[REQUEST 1]
Do these statements agree with the SensiFoot description? Answer yes or no for each and quote the words that decide it.
(a) The pipeline recognizes 8 foot gestures.
(b) Training of the models has already been completed.
(c) The Lateral Slide gesture moves the foot only to the left.
[REQUEST 2]
Answer these questions from the SensiFoot description:
(a) Which model serves as the fast per-frame model?
(b) What code is assigned to the Foot Lift gesture?
(c) What kind of environment is the pipeline designed for?
[REQUEST 3]
What comes next in the SensiFoot description? Continue it from the point where it stops.

[PASSAGE GIVEN]
Skip to content

luuucciiffeerr/Foot_recognition

Repository files navigation

SensiFoot — Industrial Foot Gesture Recognition

A deep learning pipeline for recognizing 8 foot gestures from video, designed for hands-free control in industrial production environments. Two model families are provided: a fast per-frame model (EfficientNetV2-S) and a spatiotemporal model (R(2+1)D-18) for gestures that require motion context.

Status: implementation complete — ready for data collection and training.


Gesture Classes

Label Code Gesture Name Description
0 G1 Heel Tap Tap heel down vertically
1 G2 Forward Kick Kick foot forward from the knee
2 G3 Foot Lift Lift foot straight up, hold briefly
3 G4 Lateral Slide Slide foot sideways (left or right)

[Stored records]
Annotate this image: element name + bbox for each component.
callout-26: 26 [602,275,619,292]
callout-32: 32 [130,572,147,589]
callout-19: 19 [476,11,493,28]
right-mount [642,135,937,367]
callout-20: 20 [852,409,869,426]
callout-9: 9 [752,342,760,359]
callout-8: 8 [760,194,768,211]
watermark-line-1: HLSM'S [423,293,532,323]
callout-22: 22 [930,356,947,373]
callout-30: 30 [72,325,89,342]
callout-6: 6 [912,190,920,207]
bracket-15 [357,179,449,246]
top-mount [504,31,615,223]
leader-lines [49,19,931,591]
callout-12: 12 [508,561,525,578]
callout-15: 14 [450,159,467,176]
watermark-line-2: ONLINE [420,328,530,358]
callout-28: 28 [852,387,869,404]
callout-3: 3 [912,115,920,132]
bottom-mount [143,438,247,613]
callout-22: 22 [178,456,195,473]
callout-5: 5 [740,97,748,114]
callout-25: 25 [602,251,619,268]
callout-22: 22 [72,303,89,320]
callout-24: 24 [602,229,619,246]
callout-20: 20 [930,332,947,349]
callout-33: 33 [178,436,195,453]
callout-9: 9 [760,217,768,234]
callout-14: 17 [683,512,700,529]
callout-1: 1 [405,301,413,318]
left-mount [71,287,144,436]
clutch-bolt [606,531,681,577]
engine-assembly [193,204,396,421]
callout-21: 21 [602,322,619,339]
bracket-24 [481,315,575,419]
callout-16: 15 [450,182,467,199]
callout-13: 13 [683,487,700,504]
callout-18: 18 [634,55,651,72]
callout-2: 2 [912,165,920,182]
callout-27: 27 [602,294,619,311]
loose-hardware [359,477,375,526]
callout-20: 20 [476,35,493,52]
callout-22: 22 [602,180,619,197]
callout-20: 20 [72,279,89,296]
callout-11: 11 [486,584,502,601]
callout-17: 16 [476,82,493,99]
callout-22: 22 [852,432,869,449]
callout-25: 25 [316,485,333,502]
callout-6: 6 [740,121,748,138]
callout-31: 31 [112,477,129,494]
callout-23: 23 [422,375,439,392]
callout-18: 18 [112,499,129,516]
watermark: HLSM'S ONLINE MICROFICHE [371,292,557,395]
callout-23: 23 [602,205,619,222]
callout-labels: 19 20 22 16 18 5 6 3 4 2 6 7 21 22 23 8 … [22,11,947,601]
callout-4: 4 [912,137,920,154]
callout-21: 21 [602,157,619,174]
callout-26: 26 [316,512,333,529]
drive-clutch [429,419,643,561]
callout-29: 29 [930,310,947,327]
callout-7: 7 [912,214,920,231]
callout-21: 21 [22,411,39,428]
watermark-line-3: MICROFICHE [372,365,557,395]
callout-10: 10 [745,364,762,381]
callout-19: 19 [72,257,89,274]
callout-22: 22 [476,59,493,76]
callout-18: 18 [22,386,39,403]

[TASK OUTPUT 1]
(a) Yes: "recognizing 8 foot gestures from video"
(b) No: "ready for data collection and training"
(c) No: "Slide foot sideways (left or right)"

[TASK OUTPUT 2]
(a) EfficientNetV2-S
(b) G3
(c) Industrial production environments

[TASK OUTPUT 3]
4 G5 Forward Step Step forward and return
5 G6 Cross Front Cross one foot in front of the other
6 G7 Foot Hold Hold foot still above ground for ≥1.5 s
7 G8 Flamingo Bend Raise heel, bend knee (one-legged stance)

G7 (Foot Hold) is a dwell gesture — it cannot be classified from a single frame. Use the video model (train_video.py) if G7 accuracy is critical.


Architecture

Frame model — EfficientNetV2-S

  • ImageNet pretrained backbone, custom 8-class head
  • Input: (B, 3, 224, 224) — single frame
  • Inference: average softmax over all 16 extracted frames per clip
  • ~21M parameters; fast enough for real-time on CPU

Video model — R(2+1)D-18

  • Kinetics-400 pretrained backbone, custom 8-class head
  • Input: (B, 3, 16, 112, 112) — 16-frame clip
  • Handles temporal dynamics (direction, speed, dwell)
  • ~33M parameters; GPU recommended

Project Structure

SensiFoot/
├── config/
│   └── config.py                # All hyperparameters, paths, class names
│
├── data/
│   ├── raw/
│   │   ├── cam1/                # Front-facing camera
│   │   ├── cam2/                # 45° left (phone)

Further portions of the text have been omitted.